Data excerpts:
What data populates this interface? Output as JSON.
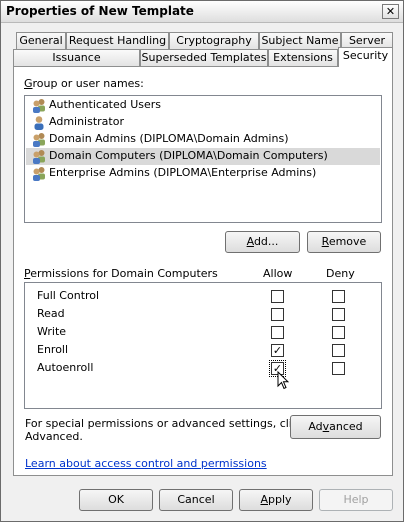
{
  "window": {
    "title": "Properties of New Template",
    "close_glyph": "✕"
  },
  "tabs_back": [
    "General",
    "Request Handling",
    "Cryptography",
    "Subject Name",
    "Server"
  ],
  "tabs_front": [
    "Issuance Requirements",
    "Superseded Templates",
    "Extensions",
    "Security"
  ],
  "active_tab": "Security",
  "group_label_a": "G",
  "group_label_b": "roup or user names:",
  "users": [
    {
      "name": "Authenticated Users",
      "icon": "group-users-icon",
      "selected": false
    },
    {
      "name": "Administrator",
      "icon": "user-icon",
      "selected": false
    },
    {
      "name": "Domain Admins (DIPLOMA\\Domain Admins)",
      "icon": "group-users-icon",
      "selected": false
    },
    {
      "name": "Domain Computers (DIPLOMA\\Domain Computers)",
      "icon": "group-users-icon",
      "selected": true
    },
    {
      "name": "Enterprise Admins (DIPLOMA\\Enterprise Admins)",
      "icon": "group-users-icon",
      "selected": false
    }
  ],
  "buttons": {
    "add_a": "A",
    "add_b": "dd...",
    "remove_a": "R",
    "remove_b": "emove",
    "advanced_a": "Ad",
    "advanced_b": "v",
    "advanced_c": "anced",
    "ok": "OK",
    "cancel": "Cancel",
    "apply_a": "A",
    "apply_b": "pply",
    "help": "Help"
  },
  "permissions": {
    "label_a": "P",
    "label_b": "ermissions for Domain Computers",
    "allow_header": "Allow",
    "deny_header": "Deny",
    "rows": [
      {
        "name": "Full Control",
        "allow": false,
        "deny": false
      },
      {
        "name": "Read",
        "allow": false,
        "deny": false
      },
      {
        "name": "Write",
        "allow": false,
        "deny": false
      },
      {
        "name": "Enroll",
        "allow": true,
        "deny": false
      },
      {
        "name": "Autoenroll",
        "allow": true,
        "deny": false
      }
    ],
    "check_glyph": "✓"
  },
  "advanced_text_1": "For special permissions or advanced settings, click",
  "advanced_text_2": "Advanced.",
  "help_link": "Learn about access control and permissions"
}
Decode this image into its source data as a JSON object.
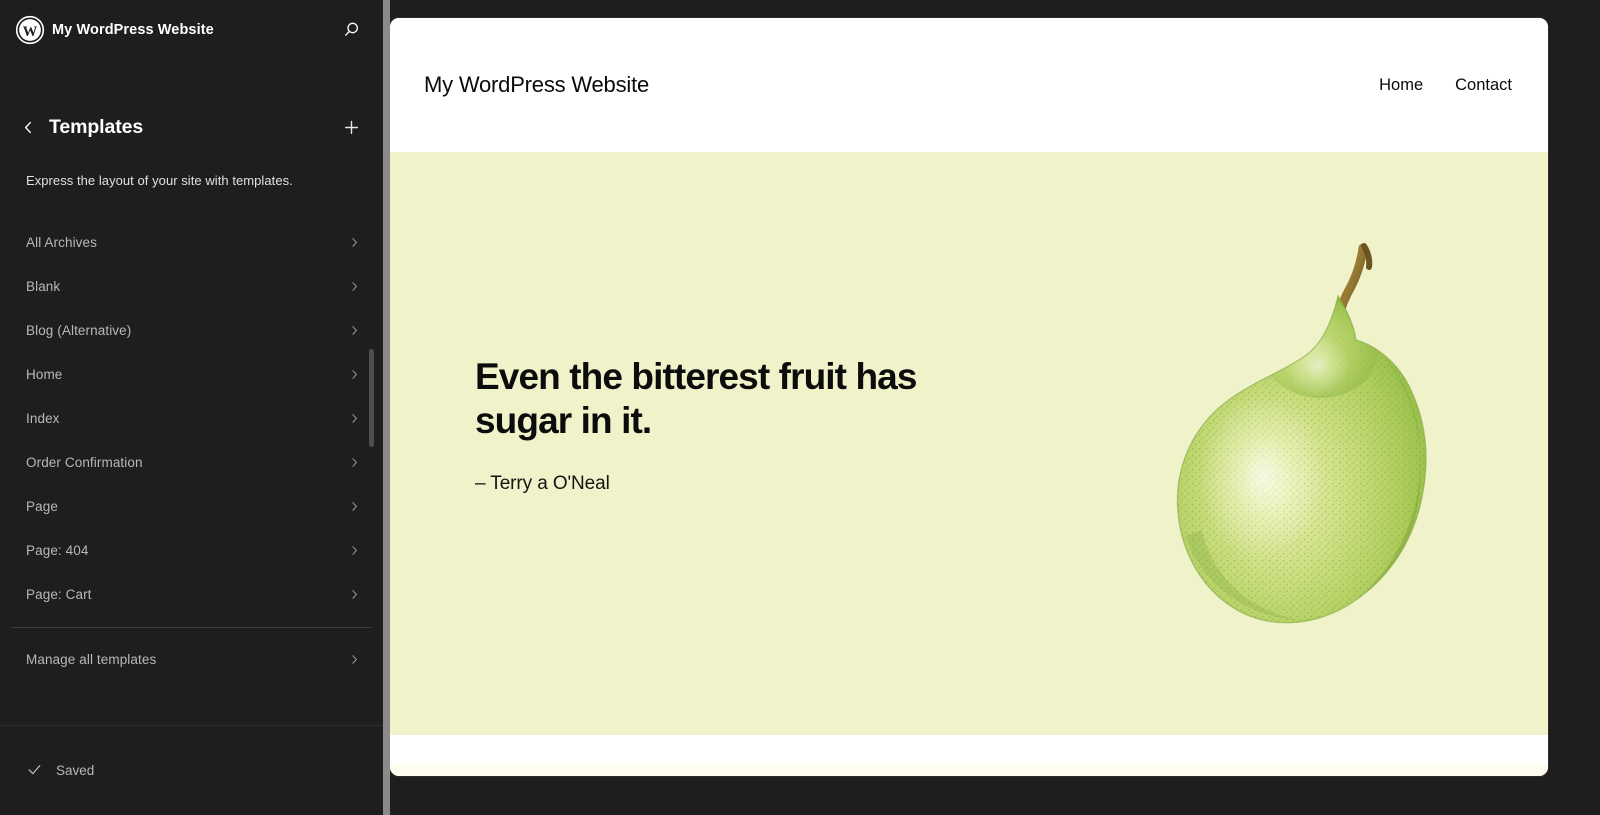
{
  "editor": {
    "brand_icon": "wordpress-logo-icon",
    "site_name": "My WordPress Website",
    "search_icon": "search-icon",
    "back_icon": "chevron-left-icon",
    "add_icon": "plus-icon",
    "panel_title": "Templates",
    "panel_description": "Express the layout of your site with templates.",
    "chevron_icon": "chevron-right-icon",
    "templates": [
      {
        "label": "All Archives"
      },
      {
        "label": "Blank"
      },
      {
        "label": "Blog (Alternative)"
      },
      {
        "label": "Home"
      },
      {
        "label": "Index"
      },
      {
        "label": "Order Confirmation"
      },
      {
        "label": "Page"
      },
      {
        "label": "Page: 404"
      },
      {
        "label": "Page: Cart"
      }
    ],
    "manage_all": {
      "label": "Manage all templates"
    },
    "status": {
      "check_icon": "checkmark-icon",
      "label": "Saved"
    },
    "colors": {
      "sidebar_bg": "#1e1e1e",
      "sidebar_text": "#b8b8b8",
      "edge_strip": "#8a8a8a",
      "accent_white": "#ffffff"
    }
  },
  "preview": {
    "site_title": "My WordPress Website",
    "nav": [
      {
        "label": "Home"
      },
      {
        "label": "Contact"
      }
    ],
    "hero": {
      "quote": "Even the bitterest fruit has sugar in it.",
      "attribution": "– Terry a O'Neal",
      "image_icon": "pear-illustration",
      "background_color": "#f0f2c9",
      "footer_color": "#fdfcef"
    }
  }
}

Goal: Write out an exact copy of the lines beginning at the line that contains "Decode this image" and ending at the last line of the listing. Exclude pictures.

Problem solution:
Decode this image into its source data as a JSON object.
{
  "editor": {
    "brand_icon": "wordpress-logo-icon",
    "site_name": "My WordPress Website",
    "search_icon": "search-icon",
    "back_icon": "chevron-left-icon",
    "add_icon": "plus-icon",
    "panel_title": "Templates",
    "panel_description": "Express the layout of your site with templates.",
    "chevron_icon": "chevron-right-icon",
    "templates": [
      {
        "label": "All Archives"
      },
      {
        "label": "Blank"
      },
      {
        "label": "Blog (Alternative)"
      },
      {
        "label": "Home"
      },
      {
        "label": "Index"
      },
      {
        "label": "Order Confirmation"
      },
      {
        "label": "Page"
      },
      {
        "label": "Page: 404"
      },
      {
        "label": "Page: Cart"
      }
    ],
    "manage_all": {
      "label": "Manage all templates"
    },
    "status": {
      "check_icon": "checkmark-icon",
      "label": "Saved"
    },
    "colors": {
      "sidebar_bg": "#1e1e1e",
      "sidebar_text": "#b8b8b8",
      "edge_strip": "#8a8a8a",
      "accent_white": "#ffffff"
    }
  },
  "preview": {
    "site_title": "My WordPress Website",
    "nav": [
      {
        "label": "Home"
      },
      {
        "label": "Contact"
      }
    ],
    "hero": {
      "quote": "Even the bitterest fruit has sugar in it.",
      "attribution": "– Terry a O'Neal",
      "image_icon": "pear-illustration",
      "background_color": "#f0f2c9",
      "footer_color": "#fdfcef"
    }
  }
}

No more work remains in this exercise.